++++ Input for this task

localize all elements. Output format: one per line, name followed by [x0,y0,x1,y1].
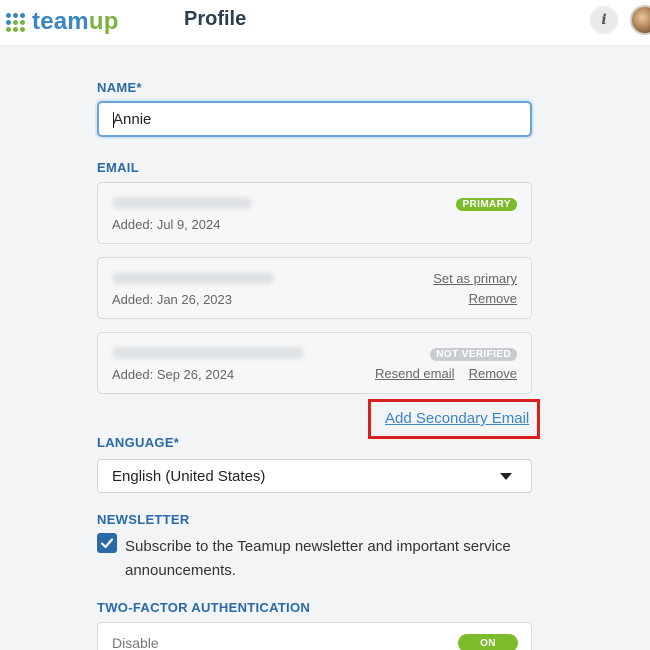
set-as-primary-link[interactable]: Set as primary [433,271,517,286]
top-bar: teamup Profile i [0,0,650,46]
logo-text: teamup [32,8,119,35]
language-label: LANGUAGE* [97,435,180,450]
add-secondary-email-link[interactable]: Add Secondary Email [385,410,529,427]
remove-email-link[interactable]: Remove [469,291,517,306]
two-factor-toggle[interactable]: ON [458,634,518,650]
not-verified-badge: NOT VERIFIED [430,348,517,361]
newsletter-description: Subscribe to the Teamup newsletter and i… [125,538,511,579]
email-card-secondary: Added: Jan 26, 2023 Set as primary Remov… [97,257,532,319]
remove-email-link[interactable]: Remove [469,366,517,381]
email-address-blurred [112,197,252,209]
name-input[interactable]: Annie [97,101,532,137]
page-title: Profile [184,8,247,30]
primary-badge: PRIMARY [456,198,517,211]
email-label: EMAIL [97,160,139,175]
text-caret [113,112,114,128]
info-icon[interactable]: i [590,6,618,34]
two-factor-state-label: Disable [112,635,159,650]
newsletter-checkbox[interactable] [97,533,117,553]
two-factor-card: Disable ON [97,622,532,650]
resend-email-link[interactable]: Resend email [375,366,455,381]
avatar[interactable] [630,5,650,35]
newsletter-label: NEWSLETTER [97,512,190,527]
email-card-unverified: Added: Sep 26, 2024 NOT VERIFIED Resend … [97,332,532,394]
teamup-logo[interactable]: teamup [6,8,119,36]
email-card-primary: Added: Jul 9, 2024 PRIMARY [97,182,532,244]
email-added-date: Added: Jan 26, 2023 [112,292,232,307]
two-factor-label: TWO-FACTOR AUTHENTICATION [97,600,311,615]
email-added-date: Added: Jul 9, 2024 [112,217,221,232]
checkmark-icon [100,538,114,549]
name-label: NAME* [97,80,142,95]
email-address-blurred [112,272,274,284]
language-select[interactable]: English (United States) [97,459,532,493]
email-address-blurred [112,347,304,359]
language-selected-value: English (United States) [112,467,266,485]
email-added-date: Added: Sep 26, 2024 [112,367,235,382]
logo-dots-icon [6,12,25,32]
chevron-down-icon [500,473,512,480]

++++++++

### Goal
Identify each line in the records above that contains the string "secondary", and copy those lines.

### Final result
add-secondary-email-link[interactable]: Add Secondary Email [385,410,529,427]
email-card-secondary: Added: Jan 26, 2023 Set as primary Remov… [97,257,532,319]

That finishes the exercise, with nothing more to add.